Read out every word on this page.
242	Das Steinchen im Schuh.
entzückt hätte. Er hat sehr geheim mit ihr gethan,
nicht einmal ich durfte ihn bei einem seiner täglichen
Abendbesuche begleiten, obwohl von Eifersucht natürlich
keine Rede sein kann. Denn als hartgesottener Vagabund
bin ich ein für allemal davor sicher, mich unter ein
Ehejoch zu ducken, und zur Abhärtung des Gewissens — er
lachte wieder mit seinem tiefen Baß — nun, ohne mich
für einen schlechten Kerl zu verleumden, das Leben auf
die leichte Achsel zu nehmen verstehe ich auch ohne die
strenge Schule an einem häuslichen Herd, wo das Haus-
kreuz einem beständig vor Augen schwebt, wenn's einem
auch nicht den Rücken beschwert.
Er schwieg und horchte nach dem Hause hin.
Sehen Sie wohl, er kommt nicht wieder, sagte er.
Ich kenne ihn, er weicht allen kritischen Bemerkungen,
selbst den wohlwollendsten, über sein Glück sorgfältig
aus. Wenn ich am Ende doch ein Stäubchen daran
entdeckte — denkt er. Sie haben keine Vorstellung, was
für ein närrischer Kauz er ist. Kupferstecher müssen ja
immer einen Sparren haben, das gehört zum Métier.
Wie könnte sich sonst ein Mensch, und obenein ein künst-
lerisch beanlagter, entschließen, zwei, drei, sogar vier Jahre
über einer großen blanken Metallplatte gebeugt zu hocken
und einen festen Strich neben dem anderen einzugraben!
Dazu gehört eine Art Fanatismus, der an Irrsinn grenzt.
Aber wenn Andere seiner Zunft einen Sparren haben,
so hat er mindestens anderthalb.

- **GIVEN REQUEST**
Copy out the full material exactly as it appears.

- **RESULT OF THE EXERCISE**
Read out every word on this page.
242	Das Steinchen im Schuh.
entzückt hätte. Er hat sehr geheim mit ihr gethan,
nicht einmal ich durfte ihn bei einem seiner täglichen
Abendbesuche begleiten, obwohl von Eifersucht natürlich
keine Rede sein kann. Denn als hartgesottener Vagabund
bin ich ein für allemal davor sicher, mich unter ein
Ehejoch zu ducken, und zur Abhärtung des Gewissens — er
lachte wieder mit seinem tiefen Baß — nun, ohne mich
für einen schlechten Kerl zu verleumden, das Leben auf
die leichte Achsel zu nehmen verstehe ich auch ohne die
strenge Schule an einem häuslichen Herd, wo das Haus-
kreuz einem beständig vor Augen schwebt, wenn's einem
auch nicht den Rücken beschwert.
Er schwieg und horchte nach dem Hause hin.
Sehen Sie wohl, er kommt nicht wieder, sagte er.
Ich kenne ihn, er weicht allen kritischen Bemerkungen,
selbst den wohlwollendsten, über sein Glück sorgfältig
aus. Wenn ich am Ende doch ein Stäubchen daran
entdeckte — denkt er. Sie haben keine Vorstellung, was
für ein närrischer Kauz er ist. Kupferstecher müssen ja
immer einen Sparren haben, das gehört zum Métier.
Wie könnte sich sonst ein Mensch, und obenein ein künst-
lerisch beanlagter, entschließen, zwei, drei, sogar vier Jahre
über einer großen blanken Metallplatte gebeugt zu hocken
und einen festen Strich neben dem anderen einzugraben!
Dazu gehört eine Art Fanatismus, der an Irrsinn grenzt.
Aber wenn Andere seiner Zunft einen Sparren haben,
so hat er mindestens anderthalb.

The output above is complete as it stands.